** BEGIN Supplied records **

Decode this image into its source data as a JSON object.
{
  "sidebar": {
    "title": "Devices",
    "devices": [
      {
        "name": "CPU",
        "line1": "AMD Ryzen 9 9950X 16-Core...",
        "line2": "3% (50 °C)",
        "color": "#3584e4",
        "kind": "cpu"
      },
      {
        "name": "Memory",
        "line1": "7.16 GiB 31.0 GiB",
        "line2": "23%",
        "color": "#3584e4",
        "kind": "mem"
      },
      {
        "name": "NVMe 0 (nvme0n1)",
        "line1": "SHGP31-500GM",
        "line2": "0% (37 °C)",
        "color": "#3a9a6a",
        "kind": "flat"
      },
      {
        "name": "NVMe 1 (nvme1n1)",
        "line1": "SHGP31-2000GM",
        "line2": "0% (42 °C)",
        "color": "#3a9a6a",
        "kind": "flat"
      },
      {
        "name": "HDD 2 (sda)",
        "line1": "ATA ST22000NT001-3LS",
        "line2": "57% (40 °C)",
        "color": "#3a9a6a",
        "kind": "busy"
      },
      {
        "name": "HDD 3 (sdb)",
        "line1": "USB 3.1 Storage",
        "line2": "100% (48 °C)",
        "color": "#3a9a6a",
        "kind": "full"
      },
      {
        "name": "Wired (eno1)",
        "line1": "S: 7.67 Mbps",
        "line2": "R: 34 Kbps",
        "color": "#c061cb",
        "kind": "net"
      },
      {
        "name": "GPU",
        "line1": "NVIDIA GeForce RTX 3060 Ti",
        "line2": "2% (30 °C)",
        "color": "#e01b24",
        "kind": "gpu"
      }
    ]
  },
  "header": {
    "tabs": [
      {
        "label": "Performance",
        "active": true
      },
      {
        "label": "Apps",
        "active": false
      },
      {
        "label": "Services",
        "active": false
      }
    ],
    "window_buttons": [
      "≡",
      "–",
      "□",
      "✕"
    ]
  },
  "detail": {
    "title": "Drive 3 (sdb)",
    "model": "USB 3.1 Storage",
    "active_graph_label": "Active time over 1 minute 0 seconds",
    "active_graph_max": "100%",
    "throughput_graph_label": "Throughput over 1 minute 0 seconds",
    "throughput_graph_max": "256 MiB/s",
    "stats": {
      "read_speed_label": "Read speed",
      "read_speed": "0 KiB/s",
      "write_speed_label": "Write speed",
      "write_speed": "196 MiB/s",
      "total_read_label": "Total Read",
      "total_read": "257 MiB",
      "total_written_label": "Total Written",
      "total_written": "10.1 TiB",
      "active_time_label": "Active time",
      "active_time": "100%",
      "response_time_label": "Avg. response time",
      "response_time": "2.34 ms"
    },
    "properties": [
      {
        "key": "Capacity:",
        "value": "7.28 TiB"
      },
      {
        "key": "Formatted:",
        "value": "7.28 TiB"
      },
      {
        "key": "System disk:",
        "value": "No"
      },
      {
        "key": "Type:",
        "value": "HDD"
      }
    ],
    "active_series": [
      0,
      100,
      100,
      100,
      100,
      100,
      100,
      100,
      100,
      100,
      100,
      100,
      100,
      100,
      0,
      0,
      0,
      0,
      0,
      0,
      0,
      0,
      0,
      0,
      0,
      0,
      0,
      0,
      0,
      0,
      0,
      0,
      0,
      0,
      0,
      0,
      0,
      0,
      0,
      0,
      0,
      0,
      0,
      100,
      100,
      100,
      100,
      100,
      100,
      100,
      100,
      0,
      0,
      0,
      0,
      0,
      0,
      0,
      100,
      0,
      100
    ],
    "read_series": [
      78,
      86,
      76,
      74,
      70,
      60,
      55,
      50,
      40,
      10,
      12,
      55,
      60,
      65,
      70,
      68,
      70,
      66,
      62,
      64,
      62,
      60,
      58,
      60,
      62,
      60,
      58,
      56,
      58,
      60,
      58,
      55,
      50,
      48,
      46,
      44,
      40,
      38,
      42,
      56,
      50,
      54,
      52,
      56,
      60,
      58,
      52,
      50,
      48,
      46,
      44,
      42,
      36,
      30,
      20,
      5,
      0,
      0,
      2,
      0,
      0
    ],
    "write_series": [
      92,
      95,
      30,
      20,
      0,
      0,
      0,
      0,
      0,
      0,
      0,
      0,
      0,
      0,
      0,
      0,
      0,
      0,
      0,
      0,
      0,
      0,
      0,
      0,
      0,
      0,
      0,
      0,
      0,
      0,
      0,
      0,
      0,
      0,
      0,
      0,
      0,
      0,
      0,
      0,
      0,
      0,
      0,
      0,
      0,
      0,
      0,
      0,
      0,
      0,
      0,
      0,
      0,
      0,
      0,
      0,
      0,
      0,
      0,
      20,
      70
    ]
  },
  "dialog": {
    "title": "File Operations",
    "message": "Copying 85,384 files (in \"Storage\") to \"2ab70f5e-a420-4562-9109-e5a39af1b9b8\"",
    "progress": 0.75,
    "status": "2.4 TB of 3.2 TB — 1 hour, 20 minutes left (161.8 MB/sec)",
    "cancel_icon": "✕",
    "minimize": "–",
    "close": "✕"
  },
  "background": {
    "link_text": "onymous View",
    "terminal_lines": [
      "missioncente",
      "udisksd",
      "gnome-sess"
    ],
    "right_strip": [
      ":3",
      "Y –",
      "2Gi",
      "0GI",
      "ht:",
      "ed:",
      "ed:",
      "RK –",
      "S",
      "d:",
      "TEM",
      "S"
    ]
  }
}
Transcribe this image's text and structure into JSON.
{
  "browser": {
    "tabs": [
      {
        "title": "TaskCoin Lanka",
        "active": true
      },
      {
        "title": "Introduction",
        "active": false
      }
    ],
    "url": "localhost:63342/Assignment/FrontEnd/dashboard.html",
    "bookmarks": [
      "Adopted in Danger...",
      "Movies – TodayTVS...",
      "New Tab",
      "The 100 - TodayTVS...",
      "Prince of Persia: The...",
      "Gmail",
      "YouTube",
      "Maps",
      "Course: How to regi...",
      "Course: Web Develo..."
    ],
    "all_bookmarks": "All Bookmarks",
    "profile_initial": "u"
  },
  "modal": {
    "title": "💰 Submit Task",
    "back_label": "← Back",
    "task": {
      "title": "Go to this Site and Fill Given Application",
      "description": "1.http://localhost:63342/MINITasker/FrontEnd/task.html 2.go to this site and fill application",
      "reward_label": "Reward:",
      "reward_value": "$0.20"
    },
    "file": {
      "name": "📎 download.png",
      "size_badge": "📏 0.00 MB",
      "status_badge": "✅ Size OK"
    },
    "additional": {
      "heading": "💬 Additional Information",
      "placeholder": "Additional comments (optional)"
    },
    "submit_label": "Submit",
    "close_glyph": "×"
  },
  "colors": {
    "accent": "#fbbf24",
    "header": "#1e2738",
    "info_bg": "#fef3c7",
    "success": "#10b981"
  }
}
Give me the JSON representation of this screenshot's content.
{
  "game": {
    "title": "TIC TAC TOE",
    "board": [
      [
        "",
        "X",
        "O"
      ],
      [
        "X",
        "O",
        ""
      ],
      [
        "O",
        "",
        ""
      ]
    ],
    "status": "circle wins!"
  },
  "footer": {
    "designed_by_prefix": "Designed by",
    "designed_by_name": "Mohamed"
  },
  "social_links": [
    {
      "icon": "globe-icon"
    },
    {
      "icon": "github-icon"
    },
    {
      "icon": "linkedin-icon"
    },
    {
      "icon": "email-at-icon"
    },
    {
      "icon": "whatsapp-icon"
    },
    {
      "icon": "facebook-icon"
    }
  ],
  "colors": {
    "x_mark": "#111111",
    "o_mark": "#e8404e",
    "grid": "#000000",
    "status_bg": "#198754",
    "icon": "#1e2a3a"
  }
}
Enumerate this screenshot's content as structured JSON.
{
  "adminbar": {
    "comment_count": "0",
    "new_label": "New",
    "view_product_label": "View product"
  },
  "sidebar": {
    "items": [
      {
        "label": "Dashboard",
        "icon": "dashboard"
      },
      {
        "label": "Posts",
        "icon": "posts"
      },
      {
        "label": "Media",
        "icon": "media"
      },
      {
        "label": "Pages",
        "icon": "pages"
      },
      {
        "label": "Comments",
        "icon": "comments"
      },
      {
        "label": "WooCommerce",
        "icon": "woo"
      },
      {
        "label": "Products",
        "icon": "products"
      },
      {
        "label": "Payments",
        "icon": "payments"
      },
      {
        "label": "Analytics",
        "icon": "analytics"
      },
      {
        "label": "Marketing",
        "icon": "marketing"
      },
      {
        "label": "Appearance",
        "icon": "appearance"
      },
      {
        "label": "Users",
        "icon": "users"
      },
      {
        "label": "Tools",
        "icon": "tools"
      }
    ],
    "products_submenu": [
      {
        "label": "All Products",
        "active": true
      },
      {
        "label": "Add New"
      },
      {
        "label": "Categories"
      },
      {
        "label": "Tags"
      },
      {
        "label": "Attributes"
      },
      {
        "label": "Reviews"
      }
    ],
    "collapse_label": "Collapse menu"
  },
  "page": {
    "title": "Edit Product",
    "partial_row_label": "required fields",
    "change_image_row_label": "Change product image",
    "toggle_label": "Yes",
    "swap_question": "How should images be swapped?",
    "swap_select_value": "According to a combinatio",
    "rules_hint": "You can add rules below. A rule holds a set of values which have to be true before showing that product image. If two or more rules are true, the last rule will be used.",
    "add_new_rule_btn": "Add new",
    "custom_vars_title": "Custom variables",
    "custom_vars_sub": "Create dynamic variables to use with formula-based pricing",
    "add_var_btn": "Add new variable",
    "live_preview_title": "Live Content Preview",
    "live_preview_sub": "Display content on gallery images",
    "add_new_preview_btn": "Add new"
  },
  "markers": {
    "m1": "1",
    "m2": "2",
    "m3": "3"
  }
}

** END Supplied records **

Using the listing above, work out how many of its lines include "images", and give only the result.

2